[STATED PROBLEM]
In the page excerpt on exponential change below, what title is proposed for a senior role that raises hard long-term issues?

[PAGE EXCERPT]
Some tentative conclusions

Three practical proposals

  1. In every discussion of strategy, include a futures advocate whose task it is to stand 10 years out and raise hard questions.
  2. In every discussion of strategy, include outlier opinion from today. As far out as you can find. All articulate voices. Seriously. In 1. and 2., protect that person with the authority of the Board Chair/Head of State. Indefinitely.
  3. Work with your team, not once but repeatedly, on what the E-word means. Exponential. It has become the most important word in the vocabulary. At every strategy meeting begin with a discussion/reflection/meditation on what are its implications for your business. Every.

 

Major newspapers have lately appointed “Public Editors” to speak from the outside and act as ombudsmen. How about every company, department of state, NGO, appointing a Public Discussant, whose task it is – at the most senior level – to raised the hard long-term issues, and ensure that groupthink is shot at if not down?

 

The issue is not, let it be said, about technology. Technologies become the vehicle for and catalyst of dramatic change. Change is the point. Change and the fact that we cannot prepare for it by being good at the things we used to be good at, in the way in which we used to be good at them. Exponential change operates at a visceral level. Take a look at what has happened and is happening to newspapers, and to book publishing. That’s the impact of exponential change. Its effects will be felt in every area of the economy and most areas of social and political life. Those effects have only begun to engage.

 

Let’s suggest Three Draft Laws of Exponential Change

  1. We are required to make faster and more far-reaching decisions; all the time. Alvin Toffler’s famous book Future Shock, published a generation ago, essentially made this argument though long before its implications were as dramatic as they are today.
  2. Each year is shorter than the last. At the International Content Summit last year I suggested that organizations revamp their schedule to gather sooner each time they met. The year is shortening. Time to add a touch of geometric progression to the Gregorian calendar?
  3. Competitive advantage lies with companies, nations, and individuals who are nimble, flexible, and integrated.

[ITEMS]
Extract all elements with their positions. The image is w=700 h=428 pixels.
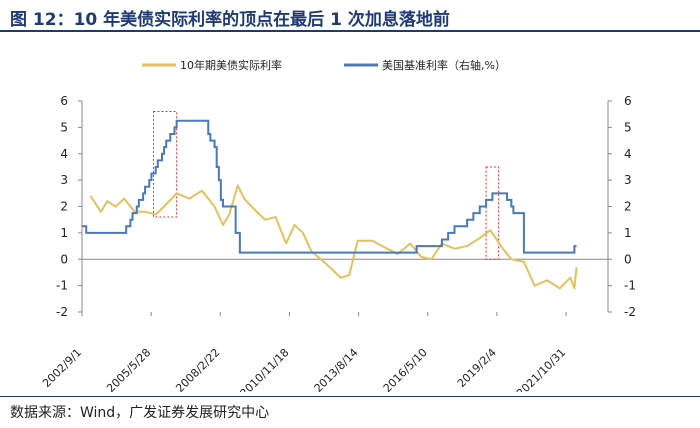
right-tick-label: 4 [624, 147, 632, 161]
right-tick-label: 3 [624, 173, 632, 187]
chart-legend: 10年期美债实际利率 美国基准利率（右轴,%） [142, 58, 506, 72]
x-tick-label: 2021/10/31 [514, 346, 568, 392]
right-tick-label: 6 [624, 94, 632, 108]
footer-divider [0, 396, 700, 397]
left-tick-label: 5 [60, 120, 68, 134]
right-tick-label: 5 [624, 120, 632, 134]
x-tick-label: 2019/2/4 [455, 346, 499, 390]
left-tick-label: 4 [60, 147, 68, 161]
highlight-box [152, 111, 178, 218]
x-tick-label: 2005/5/28 [104, 346, 153, 392]
chart-plot-area [82, 111, 578, 290]
right-tick-label: -1 [624, 279, 636, 293]
series-line-fed-funds-rate [82, 119, 577, 254]
figure-title: 图 12：10 年美债实际利率的顶点在最后 1 次加息落地前 [10, 10, 450, 30]
chart: 10年期美债实际利率 美国基准利率（右轴,%） -2 -1 0 1 2 3 4 5 6 -2 -1 0 1… [40, 58, 636, 392]
left-tick-label: 2 [60, 200, 68, 214]
left-tick-label: -1 [56, 279, 68, 293]
left-tick-label: 0 [60, 252, 68, 266]
left-tick-label: 1 [60, 226, 68, 240]
series-line-10y-real-yield [89, 184, 578, 290]
x-tick-label: 2013/8/14 [312, 346, 361, 392]
legend-label: 10年期美债实际利率 [180, 58, 282, 72]
figure-header: 图 12：10 年美债实际利率的顶点在最后 1 次加息落地前 [0, 0, 700, 32]
x-tick-label: 2002/9/1 [40, 346, 84, 390]
left-tick-label: -2 [56, 305, 68, 319]
right-tick-label: 0 [624, 252, 632, 266]
right-tick-label: 1 [624, 226, 632, 240]
chart-axes: -2 -1 0 1 2 3 4 5 6 -2 -1 0 1 2 3 4 5 6 2002/9/1 2005/5/28 2… [40, 94, 636, 392]
legend-label: 美国基准利率（右轴,%） [382, 58, 506, 72]
x-tick-label: 2010/11/18 [238, 346, 292, 392]
x-tick-label: 2016/5/10 [381, 346, 430, 392]
right-tick-label: -2 [624, 305, 636, 319]
figure-source: 数据来源：Wind，广发证券发展研究中心 [10, 405, 270, 421]
right-tick-label: 2 [624, 200, 632, 214]
left-tick-label: 3 [60, 173, 68, 187]
x-tick-label: 2008/2/22 [173, 346, 222, 392]
left-tick-label: 6 [60, 94, 68, 108]
highlight-box [485, 166, 500, 260]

[WORKED ANSWER]
Public Discussant